WHAT THE TASK ASKS: Exclude all pictures, then copy each of the records exactly as written.

Structured figure records:
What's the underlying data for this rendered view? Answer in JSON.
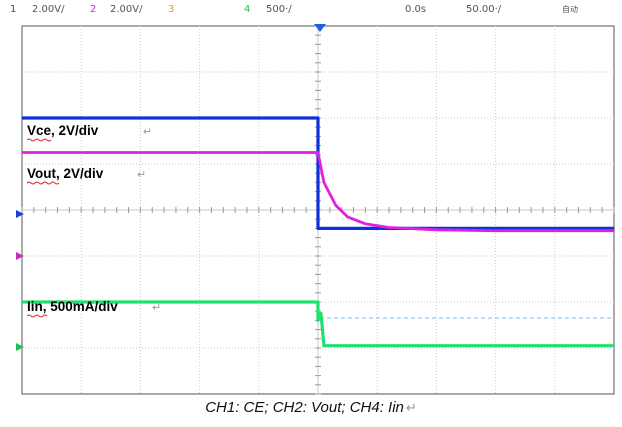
{
  "header": {
    "ch1": {
      "num": "1",
      "scale": "2.00V/",
      "color": "#2040d0"
    },
    "ch2": {
      "num": "2",
      "scale": "2.00V/",
      "color": "#c030c0"
    },
    "ch3": {
      "num": "3",
      "color": "#d0a030"
    },
    "ch4": {
      "num": "4",
      "scale": "500‧/",
      "color": "#20c050"
    },
    "trigger_pos": "0.0s",
    "timebase": "50.00‧/",
    "mode": "自动"
  },
  "labels": {
    "vce": "Vce, 2V/div",
    "vout": "Vout, 2V/div",
    "iin": "Iin, 500mA/div",
    "return_mark": "↵"
  },
  "caption": {
    "text": "CH1: CE; CH2: Vout; CH4: Iin",
    "return_mark": "↵"
  },
  "colors": {
    "ch1": "#1030e0",
    "ch2": "#e020e0",
    "ch4": "#20e070",
    "grid": "#c8c8c8",
    "ref_line": "#80b8f0"
  },
  "chart_data": {
    "type": "line",
    "title": "",
    "xlabel": "",
    "ylabel": "",
    "divisions": {
      "x": 10,
      "y": 8
    },
    "xlim": [
      -5,
      5
    ],
    "ylim": [
      -4,
      4
    ],
    "grid": true,
    "series": [
      {
        "name": "Vce",
        "x": [
          -5,
          0,
          0,
          5
        ],
        "y": [
          2.0,
          2.0,
          -0.4,
          -0.4
        ]
      },
      {
        "name": "Vout",
        "x": [
          -5,
          0,
          0.1,
          0.3,
          0.5,
          0.8,
          1.2,
          2,
          3,
          5
        ],
        "y": [
          1.25,
          1.25,
          0.6,
          0.1,
          -0.15,
          -0.3,
          -0.38,
          -0.43,
          -0.45,
          -0.45
        ]
      },
      {
        "name": "Iin",
        "x": [
          -5,
          0,
          0,
          0.05,
          0.1,
          5
        ],
        "y": [
          -2.0,
          -2.0,
          -2.4,
          -2.25,
          -2.95,
          -2.95
        ]
      }
    ]
  }
}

TASK RESULT:
What's the underlying data for this rendered view? Answer in JSON.
{
  "header": {
    "ch1": {
      "num": "1",
      "scale": "2.00V/",
      "color": "#2040d0"
    },
    "ch2": {
      "num": "2",
      "scale": "2.00V/",
      "color": "#c030c0"
    },
    "ch3": {
      "num": "3",
      "color": "#d0a030"
    },
    "ch4": {
      "num": "4",
      "scale": "500‧/",
      "color": "#20c050"
    },
    "trigger_pos": "0.0s",
    "timebase": "50.00‧/",
    "mode": "自动"
  },
  "labels": {
    "vce": "Vce, 2V/div",
    "vout": "Vout, 2V/div",
    "iin": "Iin, 500mA/div",
    "return_mark": "↵"
  },
  "caption": {
    "text": "CH1: CE; CH2: Vout; CH4: Iin",
    "return_mark": "↵"
  },
  "colors": {
    "ch1": "#1030e0",
    "ch2": "#e020e0",
    "ch4": "#20e070",
    "grid": "#c8c8c8",
    "ref_line": "#80b8f0"
  },
  "chart_data": {
    "type": "line",
    "title": "",
    "xlabel": "",
    "ylabel": "",
    "divisions": {
      "x": 10,
      "y": 8
    },
    "xlim": [
      -5,
      5
    ],
    "ylim": [
      -4,
      4
    ],
    "grid": true,
    "series": [
      {
        "name": "Vce",
        "x": [
          -5,
          0,
          0,
          5
        ],
        "y": [
          2.0,
          2.0,
          -0.4,
          -0.4
        ]
      },
      {
        "name": "Vout",
        "x": [
          -5,
          0,
          0.1,
          0.3,
          0.5,
          0.8,
          1.2,
          2,
          3,
          5
        ],
        "y": [
          1.25,
          1.25,
          0.6,
          0.1,
          -0.15,
          -0.3,
          -0.38,
          -0.43,
          -0.45,
          -0.45
        ]
      },
      {
        "name": "Iin",
        "x": [
          -5,
          0,
          0,
          0.05,
          0.1,
          5
        ],
        "y": [
          -2.0,
          -2.0,
          -2.4,
          -2.25,
          -2.95,
          -2.95
        ]
      }
    ]
  }
}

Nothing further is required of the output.